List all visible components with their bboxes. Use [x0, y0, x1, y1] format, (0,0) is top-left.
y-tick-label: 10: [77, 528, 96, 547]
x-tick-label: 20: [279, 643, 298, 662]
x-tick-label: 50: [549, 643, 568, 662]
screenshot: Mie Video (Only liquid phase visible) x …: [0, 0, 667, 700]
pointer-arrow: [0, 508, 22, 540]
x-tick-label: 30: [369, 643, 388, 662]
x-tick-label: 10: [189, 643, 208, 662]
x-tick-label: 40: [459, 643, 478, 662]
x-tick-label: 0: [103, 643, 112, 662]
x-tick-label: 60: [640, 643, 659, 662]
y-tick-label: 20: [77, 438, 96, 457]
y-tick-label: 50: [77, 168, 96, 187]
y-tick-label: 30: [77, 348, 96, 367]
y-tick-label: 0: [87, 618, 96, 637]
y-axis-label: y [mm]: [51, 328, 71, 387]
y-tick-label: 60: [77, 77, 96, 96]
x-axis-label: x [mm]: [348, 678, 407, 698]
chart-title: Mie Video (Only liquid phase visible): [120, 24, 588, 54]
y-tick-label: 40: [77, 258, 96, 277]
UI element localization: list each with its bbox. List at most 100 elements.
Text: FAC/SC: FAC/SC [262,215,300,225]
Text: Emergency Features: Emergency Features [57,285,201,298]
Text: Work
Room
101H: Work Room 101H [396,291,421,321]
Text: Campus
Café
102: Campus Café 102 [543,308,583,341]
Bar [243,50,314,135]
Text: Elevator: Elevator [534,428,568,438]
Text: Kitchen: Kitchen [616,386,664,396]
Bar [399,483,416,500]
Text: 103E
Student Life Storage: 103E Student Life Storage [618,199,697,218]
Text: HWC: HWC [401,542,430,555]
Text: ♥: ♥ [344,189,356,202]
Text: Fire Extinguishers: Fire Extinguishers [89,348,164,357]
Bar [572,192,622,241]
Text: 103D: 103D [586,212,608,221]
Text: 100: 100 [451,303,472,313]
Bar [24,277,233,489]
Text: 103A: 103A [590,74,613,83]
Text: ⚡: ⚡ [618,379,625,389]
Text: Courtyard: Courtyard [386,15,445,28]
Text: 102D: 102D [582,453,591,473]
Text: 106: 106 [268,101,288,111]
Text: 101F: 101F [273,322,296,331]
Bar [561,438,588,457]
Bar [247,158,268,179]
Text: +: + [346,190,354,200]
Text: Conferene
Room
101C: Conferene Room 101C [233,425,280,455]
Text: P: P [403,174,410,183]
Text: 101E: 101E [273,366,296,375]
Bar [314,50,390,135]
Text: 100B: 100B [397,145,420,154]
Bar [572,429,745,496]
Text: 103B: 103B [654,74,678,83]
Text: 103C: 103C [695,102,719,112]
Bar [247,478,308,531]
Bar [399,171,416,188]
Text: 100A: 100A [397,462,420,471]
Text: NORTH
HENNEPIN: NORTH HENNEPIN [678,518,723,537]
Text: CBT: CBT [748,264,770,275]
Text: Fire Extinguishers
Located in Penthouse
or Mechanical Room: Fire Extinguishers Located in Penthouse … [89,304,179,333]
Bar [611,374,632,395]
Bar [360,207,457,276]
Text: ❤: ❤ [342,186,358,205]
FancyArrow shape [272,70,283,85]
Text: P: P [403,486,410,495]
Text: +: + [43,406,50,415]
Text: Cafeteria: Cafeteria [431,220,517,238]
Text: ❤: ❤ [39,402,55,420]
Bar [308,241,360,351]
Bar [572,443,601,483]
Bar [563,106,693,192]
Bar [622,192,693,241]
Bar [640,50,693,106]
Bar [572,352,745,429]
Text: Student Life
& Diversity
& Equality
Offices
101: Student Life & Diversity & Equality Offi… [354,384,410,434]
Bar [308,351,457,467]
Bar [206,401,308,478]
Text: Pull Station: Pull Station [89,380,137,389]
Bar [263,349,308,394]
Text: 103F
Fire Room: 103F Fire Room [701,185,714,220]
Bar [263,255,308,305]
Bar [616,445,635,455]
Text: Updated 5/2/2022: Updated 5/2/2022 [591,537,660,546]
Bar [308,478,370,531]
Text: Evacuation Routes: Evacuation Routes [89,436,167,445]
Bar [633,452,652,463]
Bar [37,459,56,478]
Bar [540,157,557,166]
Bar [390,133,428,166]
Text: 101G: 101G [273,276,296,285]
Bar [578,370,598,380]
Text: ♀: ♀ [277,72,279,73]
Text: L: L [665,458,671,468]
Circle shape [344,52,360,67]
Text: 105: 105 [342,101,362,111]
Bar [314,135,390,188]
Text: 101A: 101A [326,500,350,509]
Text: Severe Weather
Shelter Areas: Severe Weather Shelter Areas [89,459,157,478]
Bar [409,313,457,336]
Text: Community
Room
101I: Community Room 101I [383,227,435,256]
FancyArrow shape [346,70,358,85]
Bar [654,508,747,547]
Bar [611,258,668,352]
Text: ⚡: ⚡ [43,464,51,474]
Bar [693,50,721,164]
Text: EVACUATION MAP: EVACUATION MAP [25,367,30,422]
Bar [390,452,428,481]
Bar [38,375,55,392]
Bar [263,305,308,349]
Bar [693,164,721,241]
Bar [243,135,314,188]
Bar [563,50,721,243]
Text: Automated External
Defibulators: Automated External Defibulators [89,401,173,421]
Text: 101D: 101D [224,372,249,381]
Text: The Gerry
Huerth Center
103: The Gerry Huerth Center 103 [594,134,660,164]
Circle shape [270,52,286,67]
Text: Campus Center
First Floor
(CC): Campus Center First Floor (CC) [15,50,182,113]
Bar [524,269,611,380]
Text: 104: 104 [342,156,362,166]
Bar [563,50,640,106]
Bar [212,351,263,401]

# TASK DIRECTIONS:
Lay out every line of the data above as a Markdown table with the columns "No." and "Text", numbering each row and skipping blank lines.

# RESULT FOR THIS EXERCISE:
| No. | Text |
|---|---|
| 1 | List all visible components with their bboxes. Use [x0, y0, x1, y1] format, (0,0) is top-left. |
| 2 | y-tick-label: 10: [77, 528, 96, 547] |
| 3 | x-tick-label: 20: [279, 643, 298, 662] |
| 4 | x-tick-label: 50: [549, 643, 568, 662] |
| 5 | screenshot: Mie Video (Only liquid phase visible) x …: [0, 0, 667, 700] |
| 6 | pointer-arrow: [0, 508, 22, 540] |
| 7 | x-tick-label: 30: [369, 643, 388, 662] |
| 8 | x-tick-label: 10: [189, 643, 208, 662] |
| 9 | x-tick-label: 40: [459, 643, 478, 662] |
| 10 | x-tick-label: 0: [103, 643, 112, 662] |
| 11 | x-tick-label: 60: [640, 643, 659, 662] |
| 12 | y-tick-label: 20: [77, 438, 96, 457] |
| 13 | y-tick-label: 50: [77, 168, 96, 187] |
| 14 | y-tick-label: 30: [77, 348, 96, 367] |
| 15 | y-tick-label: 0: [87, 618, 96, 637] |
| 16 | y-axis-label: y [mm]: [51, 328, 71, 387] |
| 17 | y-tick-label: 60: [77, 77, 96, 96] |
| 18 | x-axis-label: x [mm]: [348, 678, 407, 698] |
| 19 | chart-title: Mie Video (Only liquid phase visible): [120, 24, 588, 54] |
| 20 | y-tick-label: 40: [77, 258, 96, 277] |
| 21 | UI element localization: list each with its bbox. List at most 100 elements. |
| 22 | Text: FAC/SC: FAC/SC [262,215,300,225] |
| 23 | Text: Emergency Features: Emergency Features [57,285,201,298] |
| 24 | Text: Work |
| 25 | Room |
| 26 | 101H: Work Room 101H [396,291,421,321] |
| 27 | Text: Campus |
| 28 | Café |
| 29 | 102: Campus Café 102 [543,308,583,341] |
| 30 | Bar [243,50,314,135] |
| 31 | Text: Elevator: Elevator [534,428,568,438] |
| 32 | Text: Kitchen: Kitchen [616,386,664,396] |
| 33 | Bar [399,483,416,500] |
| 34 | Text: 103E |
| 35 | Student Life Storage: 103E Student Life Storage [618,199,697,218] |
| 36 | Text: HWC: HWC [401,542,430,555] |
| 37 | Text: ♥: ♥ [344,189,356,202] |
| 38 | Text: Fire Extinguishers: Fire Extinguishers [89,348,164,357] |
| 39 | Bar [572,192,622,241] |
| 40 | Text: 103D: 103D [586,212,608,221] |
| 41 | Text: 100: 100 [451,303,472,313] |
| 42 | Bar [24,277,233,489] |
| 43 | Text: 103A: 103A [590,74,613,83] |
| 44 | Text: ⚡: ⚡ [618,379,625,389] |
| 45 | Text: Courtyard: Courtyard [386,15,445,28] |
| 46 | Text: 102D: 102D [582,453,591,473] |
| 47 | Text: 106: 106 [268,101,288,111] |
| 48 | Text: 101F: 101F [273,322,296,331] |
| 49 | Bar [561,438,588,457] |
| 50 | Bar [247,158,268,179] |
| 51 | Text: +: + [346,190,354,200] |
| 52 | Text: Conferene |
| 53 | Room |
| 54 | 101C: Conferene Room 101C [233,425,280,455] |
| 55 | Text: P: P [403,174,410,183] |
| 56 | Text: 101E: 101E [273,366,296,375] |
| 57 | Bar [314,50,390,135] |
| 58 | Text: 100B: 100B [397,145,420,154] |
| 59 | Bar [572,429,745,496] |
| 60 | Text: 103B: 103B [654,74,678,83] |
| 61 | Text: 103C: 103C [695,102,719,112] |
| 62 | Bar [247,478,308,531] |
| 63 | Bar [399,171,416,188] |
| 64 | Text: 100A: 100A [397,462,420,471] |
| 65 | Text: NORTH |
| 66 | HENNEPIN: NORTH HENNEPIN [678,518,723,537] |
| 67 | Text: CBT: CBT [748,264,770,275] |
| 68 | Text: Fire Extinguishers |
| 69 | Located in Penthouse |
| 70 | or Mechanical Room: Fire Extinguishers Located in Penthouse … [89,304,179,333] |
| 71 | Bar [611,374,632,395] |
| 72 | Bar [360,207,457,276] |
| 73 | Text: ❤: ❤ [342,186,358,205] |
| 74 | FancyArrow shape [272,70,283,85] |
| 75 | Text: P: P [403,486,410,495] |
| 76 | Text: +: + [43,406,50,415] |
| 77 | Text: Cafeteria: Cafeteria [431,220,517,238] |
| 78 | Text: ❤: ❤ [39,402,55,420] |
| 79 | Bar [308,241,360,351] |
| 80 | Bar [572,443,601,483] |
| 81 | Bar [563,106,693,192] |
| 82 | Bar [622,192,693,241] |
| 83 | Bar [640,50,693,106] |
| 84 | Bar [572,352,745,429] |
| 85 | Text: Student Life |
| 86 | & Diversity |
| 87 | & Equality |
| 88 | Offices |
| 89 | 101: Student Life & Diversity & Equality Offi… [354,384,410,434] |
| 90 | Bar [308,351,457,467] |
| 91 | Bar [206,401,308,478] |
| 92 | Text: Pull Station: Pull Station [89,380,137,389] |
| 93 | Bar [263,349,308,394] |
| 94 | Text: 103F |
| 95 | Fire Room: 103F Fire Room [701,185,714,220] |
| 96 | Bar [263,255,308,305] |
| 97 | Bar [616,445,635,455] |
| 98 | Text: Updated 5/2/2022: Updated 5/2/2022 [591,537,660,546] |
| 99 | Bar [308,478,370,531] |
| 100 | Text: Evacuation Routes: Evacuation Routes [89,436,167,445] |
| 101 | Bar [633,452,652,463] |
| 102 | Bar [37,459,56,478] |
| 103 | Bar [540,157,557,166] |
| 104 | Bar [390,133,428,166] |
| 105 | Text: 101G: 101G [273,276,296,285] |
| 106 | Bar [578,370,598,380] |
| 107 | Text: ♀: ♀ [277,72,279,73] |
| 108 | Text: L: L [665,458,671,468] |
| 109 | Circle shape [344,52,360,67] |
| 110 | Text: 105: 105 [342,101,362,111] |
| 111 | Bar [314,135,390,188] |
| 112 | Text: 101A: 101A [326,500,350,509] |
| 113 | Text: Severe Weather |
| 114 | Shelter Areas: Severe Weather Shelter Areas [89,459,157,478] |
| 115 | Bar [409,313,457,336] |
| 116 | Text: Community |
| 117 | Room |
| 118 | 101I: Community Room 101I [383,227,435,256] |
| 119 | FancyArrow shape [346,70,358,85] |
| 120 | Bar [654,508,747,547] |
| 121 | Bar [611,258,668,352] |
| 122 | Text: ⚡: ⚡ [43,464,51,474] |
| 123 | Bar [693,50,721,164] |
| 124 | Text: EVACUATION MAP: EVACUATION MAP [25,367,30,422] |
| 125 | Bar [390,452,428,481] |
| 126 | Bar [38,375,55,392] |
| 127 | Bar [263,305,308,349] |
| 128 | Bar [693,164,721,241] |
| 129 | Bar [243,135,314,188] |
| 130 | Bar [563,50,721,243] |
| 131 | Text: Automated External |
| 132 | Defibulators: Automated External Defibulators [89,401,173,421] |
| 133 | Text: 101D: 101D [224,372,249,381] |
| 134 | Text: The Gerry |
| 135 | Huerth Center |
| 136 | 103: The Gerry Huerth Center 103 [594,134,660,164] |
| 137 | Circle shape [270,52,286,67] |
| 138 | Text: Campus Center |
| 139 | First Floor |
| 140 | (CC): Campus Center First Floor (CC) [15,50,182,113] |
| 141 | Bar [524,269,611,380] |
| 142 | Text: 104: 104 [342,156,362,166] |
| 143 | Bar [563,50,640,106] |
| 144 | Bar [212,351,263,401] |